Locate every line in the records below that contains the word "October", and copy each one.

Items from a dataset
····················
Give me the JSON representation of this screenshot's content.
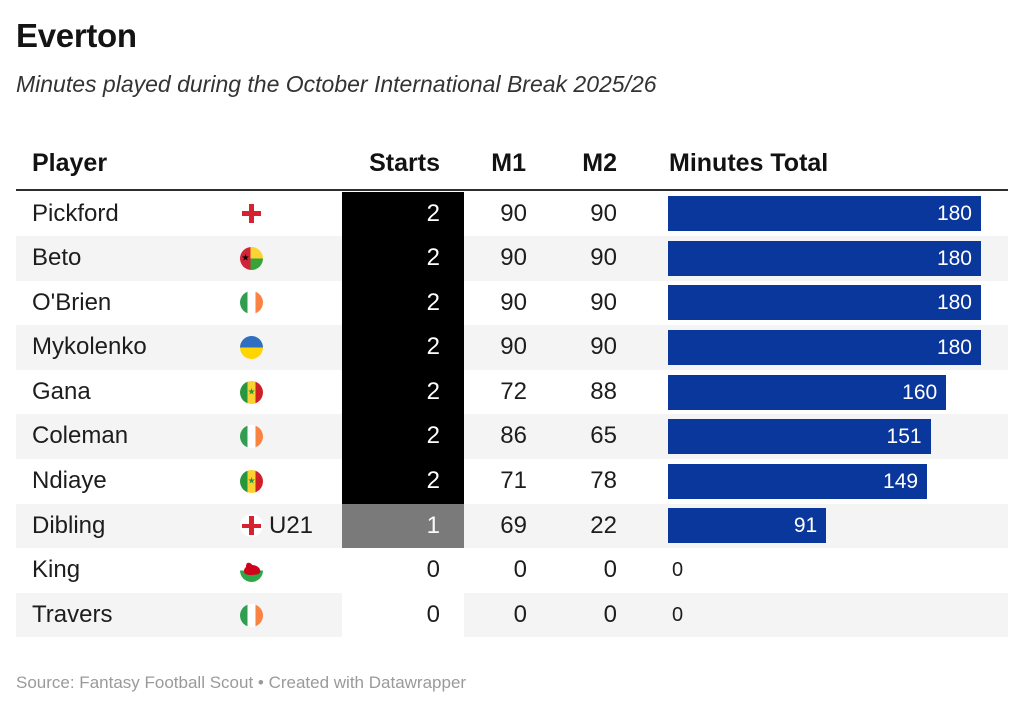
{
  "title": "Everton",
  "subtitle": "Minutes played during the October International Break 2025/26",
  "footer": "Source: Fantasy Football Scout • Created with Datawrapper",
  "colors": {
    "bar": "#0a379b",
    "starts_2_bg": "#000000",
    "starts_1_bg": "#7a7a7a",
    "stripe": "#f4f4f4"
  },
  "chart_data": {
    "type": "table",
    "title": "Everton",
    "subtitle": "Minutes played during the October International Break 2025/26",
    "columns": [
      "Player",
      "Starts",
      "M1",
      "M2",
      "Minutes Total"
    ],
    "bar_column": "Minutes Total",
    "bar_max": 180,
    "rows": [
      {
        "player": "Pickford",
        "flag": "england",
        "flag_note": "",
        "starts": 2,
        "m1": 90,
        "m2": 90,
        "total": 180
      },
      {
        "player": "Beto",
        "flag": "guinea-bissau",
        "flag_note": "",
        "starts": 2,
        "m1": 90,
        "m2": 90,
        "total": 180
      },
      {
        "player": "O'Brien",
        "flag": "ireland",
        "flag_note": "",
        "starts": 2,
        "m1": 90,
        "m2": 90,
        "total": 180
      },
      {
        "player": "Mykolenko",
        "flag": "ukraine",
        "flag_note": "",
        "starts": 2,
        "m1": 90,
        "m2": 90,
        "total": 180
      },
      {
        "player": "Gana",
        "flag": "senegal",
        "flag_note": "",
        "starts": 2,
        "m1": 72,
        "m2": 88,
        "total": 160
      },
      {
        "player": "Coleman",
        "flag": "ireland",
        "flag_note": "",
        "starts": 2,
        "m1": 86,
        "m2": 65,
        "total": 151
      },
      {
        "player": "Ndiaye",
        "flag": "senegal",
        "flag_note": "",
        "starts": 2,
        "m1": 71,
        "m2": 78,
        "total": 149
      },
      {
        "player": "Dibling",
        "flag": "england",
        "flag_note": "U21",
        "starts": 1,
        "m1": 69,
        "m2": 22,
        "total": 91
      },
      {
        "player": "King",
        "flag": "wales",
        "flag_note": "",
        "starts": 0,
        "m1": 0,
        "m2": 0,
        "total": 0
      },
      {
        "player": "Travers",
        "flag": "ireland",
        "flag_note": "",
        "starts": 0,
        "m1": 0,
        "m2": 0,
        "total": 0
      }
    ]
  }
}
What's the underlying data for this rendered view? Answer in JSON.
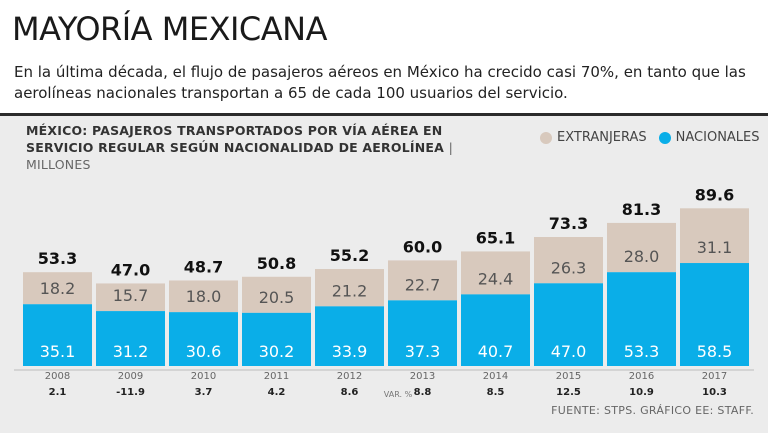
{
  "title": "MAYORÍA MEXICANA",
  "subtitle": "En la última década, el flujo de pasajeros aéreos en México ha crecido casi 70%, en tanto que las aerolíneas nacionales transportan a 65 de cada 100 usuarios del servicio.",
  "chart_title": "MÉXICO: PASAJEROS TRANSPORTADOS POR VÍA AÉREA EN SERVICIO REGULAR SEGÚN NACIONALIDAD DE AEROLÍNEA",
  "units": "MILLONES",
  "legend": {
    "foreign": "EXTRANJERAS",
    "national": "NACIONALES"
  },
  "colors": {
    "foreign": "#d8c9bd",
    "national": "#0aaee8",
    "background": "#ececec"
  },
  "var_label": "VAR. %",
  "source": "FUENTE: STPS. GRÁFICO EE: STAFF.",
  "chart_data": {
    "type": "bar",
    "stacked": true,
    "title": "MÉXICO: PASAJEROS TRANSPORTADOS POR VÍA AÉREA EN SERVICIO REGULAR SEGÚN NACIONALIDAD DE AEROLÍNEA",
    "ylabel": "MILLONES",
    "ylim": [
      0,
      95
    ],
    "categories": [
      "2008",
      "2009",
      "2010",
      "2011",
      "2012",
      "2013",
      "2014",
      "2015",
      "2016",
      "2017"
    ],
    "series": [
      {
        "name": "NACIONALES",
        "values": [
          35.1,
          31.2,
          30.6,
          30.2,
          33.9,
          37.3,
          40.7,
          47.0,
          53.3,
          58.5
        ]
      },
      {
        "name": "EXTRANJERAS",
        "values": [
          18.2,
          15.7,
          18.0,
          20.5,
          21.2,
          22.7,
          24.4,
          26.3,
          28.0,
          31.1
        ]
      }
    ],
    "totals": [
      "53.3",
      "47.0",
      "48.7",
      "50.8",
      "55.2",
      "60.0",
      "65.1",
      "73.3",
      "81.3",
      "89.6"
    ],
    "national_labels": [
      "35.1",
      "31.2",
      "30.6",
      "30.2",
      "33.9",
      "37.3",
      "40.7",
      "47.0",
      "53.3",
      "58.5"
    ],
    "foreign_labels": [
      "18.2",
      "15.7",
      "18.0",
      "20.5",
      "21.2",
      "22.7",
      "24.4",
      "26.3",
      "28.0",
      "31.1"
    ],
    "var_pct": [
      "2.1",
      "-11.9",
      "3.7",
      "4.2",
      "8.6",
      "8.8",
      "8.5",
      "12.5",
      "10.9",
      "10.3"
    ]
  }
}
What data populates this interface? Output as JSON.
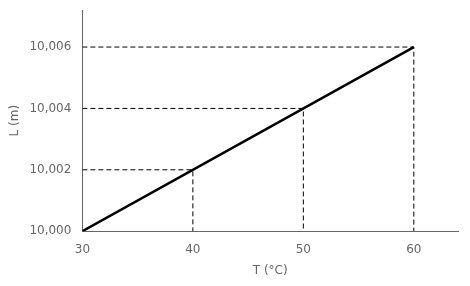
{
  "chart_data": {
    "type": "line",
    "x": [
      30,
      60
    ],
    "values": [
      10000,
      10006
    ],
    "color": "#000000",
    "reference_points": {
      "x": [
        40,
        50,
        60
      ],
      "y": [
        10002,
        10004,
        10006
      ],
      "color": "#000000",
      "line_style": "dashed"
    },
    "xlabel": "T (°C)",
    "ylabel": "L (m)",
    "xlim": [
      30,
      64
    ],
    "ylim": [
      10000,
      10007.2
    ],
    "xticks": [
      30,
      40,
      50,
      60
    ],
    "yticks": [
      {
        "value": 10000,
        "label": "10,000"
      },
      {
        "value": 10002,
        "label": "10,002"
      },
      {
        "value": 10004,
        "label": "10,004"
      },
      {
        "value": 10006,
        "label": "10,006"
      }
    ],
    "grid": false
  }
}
····················
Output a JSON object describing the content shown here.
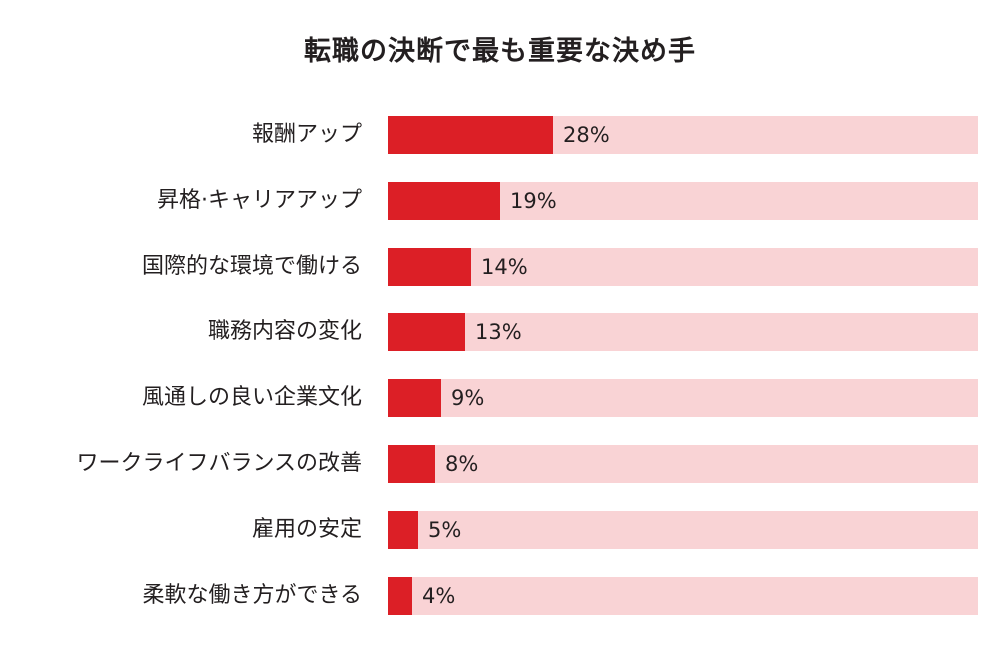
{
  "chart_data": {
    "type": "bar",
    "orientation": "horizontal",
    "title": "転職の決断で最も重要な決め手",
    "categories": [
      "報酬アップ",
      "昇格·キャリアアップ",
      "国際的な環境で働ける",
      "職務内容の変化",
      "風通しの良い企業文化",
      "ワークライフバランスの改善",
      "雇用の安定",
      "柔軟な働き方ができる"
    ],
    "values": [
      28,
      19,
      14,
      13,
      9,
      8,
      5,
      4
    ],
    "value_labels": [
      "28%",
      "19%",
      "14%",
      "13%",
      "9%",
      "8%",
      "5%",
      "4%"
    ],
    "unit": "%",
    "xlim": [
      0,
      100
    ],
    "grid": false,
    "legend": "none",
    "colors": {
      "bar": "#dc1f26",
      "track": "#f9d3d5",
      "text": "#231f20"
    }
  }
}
····················
- Result of this exercise
  "subtitle": "Minutes played during the October International Break 2025/26",
    "subtitle": "Minutes played during the October International Break 2025/26",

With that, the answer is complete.